[Dataset records]
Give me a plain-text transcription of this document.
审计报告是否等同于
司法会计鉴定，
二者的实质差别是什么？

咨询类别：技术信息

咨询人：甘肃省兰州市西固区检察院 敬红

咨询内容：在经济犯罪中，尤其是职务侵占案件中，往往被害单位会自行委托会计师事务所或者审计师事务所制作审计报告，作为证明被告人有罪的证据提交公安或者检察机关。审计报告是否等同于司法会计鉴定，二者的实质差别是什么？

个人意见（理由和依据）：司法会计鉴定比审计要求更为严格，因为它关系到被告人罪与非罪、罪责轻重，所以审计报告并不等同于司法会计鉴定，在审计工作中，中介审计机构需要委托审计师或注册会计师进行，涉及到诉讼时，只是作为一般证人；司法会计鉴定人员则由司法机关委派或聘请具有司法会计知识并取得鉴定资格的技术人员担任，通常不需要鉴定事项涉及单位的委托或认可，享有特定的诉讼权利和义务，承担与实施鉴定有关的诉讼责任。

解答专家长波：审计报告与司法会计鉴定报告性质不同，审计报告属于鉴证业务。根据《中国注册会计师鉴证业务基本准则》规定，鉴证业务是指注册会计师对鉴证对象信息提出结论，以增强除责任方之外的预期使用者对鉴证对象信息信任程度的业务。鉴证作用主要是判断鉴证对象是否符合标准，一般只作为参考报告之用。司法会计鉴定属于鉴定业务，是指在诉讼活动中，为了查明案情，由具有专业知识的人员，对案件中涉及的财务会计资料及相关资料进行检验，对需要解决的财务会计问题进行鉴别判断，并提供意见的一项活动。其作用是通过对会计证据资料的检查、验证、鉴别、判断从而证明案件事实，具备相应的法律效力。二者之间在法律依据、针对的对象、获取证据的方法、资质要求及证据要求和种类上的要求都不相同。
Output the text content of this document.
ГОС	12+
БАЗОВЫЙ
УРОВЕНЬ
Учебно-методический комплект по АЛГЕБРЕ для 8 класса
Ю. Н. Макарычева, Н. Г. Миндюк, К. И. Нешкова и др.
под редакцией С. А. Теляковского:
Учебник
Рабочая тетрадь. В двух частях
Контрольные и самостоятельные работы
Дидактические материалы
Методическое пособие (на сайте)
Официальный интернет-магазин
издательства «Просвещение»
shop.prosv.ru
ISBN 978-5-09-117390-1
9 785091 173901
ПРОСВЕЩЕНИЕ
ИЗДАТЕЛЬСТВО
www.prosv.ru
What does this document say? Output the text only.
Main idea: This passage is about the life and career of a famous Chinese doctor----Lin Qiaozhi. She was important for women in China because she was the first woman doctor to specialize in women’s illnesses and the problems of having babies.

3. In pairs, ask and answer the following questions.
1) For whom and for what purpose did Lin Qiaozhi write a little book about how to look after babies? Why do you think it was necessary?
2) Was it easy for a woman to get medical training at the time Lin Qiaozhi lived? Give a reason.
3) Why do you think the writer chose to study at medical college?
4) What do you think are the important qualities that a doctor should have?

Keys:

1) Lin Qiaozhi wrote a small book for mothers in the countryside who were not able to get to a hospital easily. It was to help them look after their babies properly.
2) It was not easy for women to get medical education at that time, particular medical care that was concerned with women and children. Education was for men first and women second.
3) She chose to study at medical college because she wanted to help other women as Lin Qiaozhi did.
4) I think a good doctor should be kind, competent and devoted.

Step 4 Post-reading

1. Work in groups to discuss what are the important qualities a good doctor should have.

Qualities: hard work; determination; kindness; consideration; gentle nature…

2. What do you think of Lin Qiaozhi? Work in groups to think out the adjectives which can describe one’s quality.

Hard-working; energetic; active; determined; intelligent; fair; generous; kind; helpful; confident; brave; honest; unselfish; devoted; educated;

[Problem requirements] Work out how many lines above have the string "after" in them, and give only the number.

[Final answer] 2